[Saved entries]
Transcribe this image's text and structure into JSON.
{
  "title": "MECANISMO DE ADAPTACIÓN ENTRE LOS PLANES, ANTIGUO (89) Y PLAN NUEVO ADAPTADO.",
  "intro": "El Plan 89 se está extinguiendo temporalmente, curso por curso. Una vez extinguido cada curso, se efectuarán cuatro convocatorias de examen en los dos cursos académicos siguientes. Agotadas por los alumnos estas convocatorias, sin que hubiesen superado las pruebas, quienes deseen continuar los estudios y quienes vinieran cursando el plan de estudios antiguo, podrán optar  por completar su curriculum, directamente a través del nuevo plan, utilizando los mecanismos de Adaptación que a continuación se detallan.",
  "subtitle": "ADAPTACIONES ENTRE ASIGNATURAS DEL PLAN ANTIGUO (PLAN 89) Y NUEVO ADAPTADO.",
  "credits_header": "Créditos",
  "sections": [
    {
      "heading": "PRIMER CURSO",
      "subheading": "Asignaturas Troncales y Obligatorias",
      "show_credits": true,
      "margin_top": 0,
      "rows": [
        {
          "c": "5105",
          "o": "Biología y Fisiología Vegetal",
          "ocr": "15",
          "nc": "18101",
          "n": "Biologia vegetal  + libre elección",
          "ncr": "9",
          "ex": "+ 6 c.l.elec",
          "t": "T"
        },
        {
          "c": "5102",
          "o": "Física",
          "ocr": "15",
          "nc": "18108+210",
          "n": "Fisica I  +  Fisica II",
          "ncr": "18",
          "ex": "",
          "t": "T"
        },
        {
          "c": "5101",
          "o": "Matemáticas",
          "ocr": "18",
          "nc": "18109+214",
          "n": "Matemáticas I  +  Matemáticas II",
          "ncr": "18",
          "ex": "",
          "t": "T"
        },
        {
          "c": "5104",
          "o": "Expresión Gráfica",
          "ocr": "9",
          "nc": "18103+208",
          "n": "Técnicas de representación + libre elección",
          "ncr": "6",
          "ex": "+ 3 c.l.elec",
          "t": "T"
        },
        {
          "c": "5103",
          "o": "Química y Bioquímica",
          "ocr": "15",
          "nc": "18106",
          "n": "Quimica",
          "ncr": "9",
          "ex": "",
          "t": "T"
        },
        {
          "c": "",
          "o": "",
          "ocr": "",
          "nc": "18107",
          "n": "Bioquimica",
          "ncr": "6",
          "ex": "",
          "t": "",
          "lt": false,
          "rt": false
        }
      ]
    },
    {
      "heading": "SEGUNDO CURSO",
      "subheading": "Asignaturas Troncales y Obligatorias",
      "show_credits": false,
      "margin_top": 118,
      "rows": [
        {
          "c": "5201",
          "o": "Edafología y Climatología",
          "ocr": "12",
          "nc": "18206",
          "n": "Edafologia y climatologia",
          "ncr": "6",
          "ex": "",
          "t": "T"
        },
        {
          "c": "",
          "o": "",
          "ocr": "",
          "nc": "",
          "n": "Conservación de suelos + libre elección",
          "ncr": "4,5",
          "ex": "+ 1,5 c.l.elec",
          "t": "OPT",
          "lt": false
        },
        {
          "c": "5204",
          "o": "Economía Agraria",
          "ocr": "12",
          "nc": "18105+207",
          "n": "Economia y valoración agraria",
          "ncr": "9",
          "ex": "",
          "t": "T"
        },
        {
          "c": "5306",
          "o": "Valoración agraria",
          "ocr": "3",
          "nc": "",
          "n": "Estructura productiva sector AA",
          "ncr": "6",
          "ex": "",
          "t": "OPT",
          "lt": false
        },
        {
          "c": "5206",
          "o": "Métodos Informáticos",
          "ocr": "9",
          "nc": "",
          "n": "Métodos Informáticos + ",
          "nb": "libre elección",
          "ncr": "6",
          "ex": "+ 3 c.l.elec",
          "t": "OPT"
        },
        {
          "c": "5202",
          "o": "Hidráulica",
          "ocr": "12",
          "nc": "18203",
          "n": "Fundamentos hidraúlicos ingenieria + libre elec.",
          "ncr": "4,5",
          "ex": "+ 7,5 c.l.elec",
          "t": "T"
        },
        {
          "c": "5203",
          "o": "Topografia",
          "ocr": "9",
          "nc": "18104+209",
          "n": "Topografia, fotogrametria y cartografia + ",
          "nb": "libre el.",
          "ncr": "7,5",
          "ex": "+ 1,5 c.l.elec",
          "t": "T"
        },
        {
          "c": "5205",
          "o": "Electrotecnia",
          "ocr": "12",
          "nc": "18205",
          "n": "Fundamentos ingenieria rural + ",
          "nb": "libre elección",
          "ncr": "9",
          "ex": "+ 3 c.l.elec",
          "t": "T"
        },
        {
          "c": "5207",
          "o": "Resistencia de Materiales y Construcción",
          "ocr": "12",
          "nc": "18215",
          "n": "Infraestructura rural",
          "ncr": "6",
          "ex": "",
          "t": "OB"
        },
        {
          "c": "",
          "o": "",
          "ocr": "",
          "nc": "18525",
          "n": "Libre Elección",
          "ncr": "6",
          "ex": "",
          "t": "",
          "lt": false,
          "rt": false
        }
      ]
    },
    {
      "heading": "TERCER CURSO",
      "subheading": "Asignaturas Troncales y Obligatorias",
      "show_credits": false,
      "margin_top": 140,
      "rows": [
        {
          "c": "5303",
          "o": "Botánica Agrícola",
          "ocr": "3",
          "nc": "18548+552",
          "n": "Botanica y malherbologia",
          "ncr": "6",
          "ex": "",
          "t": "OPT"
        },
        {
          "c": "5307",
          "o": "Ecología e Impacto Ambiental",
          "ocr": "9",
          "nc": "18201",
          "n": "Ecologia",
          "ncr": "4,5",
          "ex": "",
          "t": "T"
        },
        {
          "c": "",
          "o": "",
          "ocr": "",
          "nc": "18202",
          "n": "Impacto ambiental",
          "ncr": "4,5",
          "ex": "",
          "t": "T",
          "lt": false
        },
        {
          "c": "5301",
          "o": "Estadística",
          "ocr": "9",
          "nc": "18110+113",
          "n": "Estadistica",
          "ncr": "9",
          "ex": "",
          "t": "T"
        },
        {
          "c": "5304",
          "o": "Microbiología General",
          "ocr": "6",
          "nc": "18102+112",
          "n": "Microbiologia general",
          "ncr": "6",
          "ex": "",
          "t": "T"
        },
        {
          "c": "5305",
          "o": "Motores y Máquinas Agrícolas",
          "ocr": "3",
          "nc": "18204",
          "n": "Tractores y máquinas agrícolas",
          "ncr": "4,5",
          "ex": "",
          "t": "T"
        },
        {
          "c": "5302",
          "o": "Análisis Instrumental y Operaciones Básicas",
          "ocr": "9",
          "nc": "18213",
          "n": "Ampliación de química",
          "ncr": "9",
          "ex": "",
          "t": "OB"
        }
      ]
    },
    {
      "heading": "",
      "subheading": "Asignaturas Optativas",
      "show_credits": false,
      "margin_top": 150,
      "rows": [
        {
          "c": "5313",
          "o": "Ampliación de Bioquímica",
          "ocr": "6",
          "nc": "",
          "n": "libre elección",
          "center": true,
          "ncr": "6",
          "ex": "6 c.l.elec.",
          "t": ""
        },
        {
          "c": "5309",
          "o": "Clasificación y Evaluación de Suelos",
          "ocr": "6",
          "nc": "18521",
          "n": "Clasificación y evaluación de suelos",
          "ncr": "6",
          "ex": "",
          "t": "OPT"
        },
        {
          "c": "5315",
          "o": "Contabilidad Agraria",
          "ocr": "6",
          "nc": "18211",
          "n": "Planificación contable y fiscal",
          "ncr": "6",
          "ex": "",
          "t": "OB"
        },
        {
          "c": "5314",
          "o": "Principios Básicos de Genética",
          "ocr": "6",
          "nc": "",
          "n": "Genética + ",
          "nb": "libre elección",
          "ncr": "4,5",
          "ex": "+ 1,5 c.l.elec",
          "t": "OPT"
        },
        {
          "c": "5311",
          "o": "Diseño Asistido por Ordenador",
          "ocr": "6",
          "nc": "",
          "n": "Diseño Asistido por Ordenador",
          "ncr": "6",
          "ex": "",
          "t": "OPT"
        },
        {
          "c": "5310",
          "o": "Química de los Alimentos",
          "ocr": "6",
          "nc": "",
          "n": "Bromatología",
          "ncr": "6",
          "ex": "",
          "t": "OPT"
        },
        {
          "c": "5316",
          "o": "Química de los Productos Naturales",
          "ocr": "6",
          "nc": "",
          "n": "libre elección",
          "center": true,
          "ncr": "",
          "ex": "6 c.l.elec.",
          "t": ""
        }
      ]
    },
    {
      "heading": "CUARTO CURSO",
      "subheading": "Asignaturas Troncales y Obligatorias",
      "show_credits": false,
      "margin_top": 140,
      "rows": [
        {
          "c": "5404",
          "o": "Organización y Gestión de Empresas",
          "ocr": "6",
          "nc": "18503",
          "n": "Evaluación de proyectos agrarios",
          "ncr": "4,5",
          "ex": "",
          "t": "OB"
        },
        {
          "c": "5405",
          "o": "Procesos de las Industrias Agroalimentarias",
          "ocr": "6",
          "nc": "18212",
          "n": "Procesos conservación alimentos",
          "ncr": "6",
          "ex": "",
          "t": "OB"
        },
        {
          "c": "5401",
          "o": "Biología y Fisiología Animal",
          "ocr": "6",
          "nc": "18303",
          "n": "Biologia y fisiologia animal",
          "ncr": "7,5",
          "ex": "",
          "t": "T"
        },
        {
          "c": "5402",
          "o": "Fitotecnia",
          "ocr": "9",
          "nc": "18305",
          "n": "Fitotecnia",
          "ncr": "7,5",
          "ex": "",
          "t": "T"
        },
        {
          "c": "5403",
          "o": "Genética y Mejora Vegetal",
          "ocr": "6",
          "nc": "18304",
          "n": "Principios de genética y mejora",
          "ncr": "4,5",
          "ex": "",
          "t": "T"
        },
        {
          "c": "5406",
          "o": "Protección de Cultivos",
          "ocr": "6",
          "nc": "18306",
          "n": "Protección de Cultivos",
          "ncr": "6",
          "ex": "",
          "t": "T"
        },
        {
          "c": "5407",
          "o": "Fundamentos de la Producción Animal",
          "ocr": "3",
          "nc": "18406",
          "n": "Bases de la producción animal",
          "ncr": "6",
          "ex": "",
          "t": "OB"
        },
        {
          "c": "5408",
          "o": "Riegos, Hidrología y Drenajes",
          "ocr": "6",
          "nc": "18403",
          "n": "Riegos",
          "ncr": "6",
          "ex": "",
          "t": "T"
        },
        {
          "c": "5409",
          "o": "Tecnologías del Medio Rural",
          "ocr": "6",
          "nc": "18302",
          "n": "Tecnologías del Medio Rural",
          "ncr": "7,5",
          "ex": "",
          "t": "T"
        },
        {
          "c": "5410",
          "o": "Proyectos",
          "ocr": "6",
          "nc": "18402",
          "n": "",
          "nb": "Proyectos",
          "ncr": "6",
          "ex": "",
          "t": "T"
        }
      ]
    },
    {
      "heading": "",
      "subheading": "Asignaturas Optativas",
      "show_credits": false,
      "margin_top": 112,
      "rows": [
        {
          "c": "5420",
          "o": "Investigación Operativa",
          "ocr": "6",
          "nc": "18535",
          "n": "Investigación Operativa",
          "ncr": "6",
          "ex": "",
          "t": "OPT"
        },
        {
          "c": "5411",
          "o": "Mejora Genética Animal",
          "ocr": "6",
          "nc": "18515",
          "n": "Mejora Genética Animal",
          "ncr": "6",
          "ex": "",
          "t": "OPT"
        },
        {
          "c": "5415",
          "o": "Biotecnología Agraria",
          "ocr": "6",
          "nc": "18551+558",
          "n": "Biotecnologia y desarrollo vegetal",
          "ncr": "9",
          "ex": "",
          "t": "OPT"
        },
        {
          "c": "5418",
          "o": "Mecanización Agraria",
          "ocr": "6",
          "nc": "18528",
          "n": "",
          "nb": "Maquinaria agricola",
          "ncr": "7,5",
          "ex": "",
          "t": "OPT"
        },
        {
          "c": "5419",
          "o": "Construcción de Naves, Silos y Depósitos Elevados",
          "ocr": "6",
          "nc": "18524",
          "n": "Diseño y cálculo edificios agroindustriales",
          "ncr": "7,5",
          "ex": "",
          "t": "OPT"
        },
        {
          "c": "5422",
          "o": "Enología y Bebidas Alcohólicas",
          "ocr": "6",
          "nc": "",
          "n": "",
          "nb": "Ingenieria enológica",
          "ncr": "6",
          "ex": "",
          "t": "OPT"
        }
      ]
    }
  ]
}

— STATED TASK —
In the material above, find the lines that contain "Ampliación" and show them.

— THE SOLUTION —
          "n": "Ampliación de química",
          "o": "Ampliación de Bioquímica",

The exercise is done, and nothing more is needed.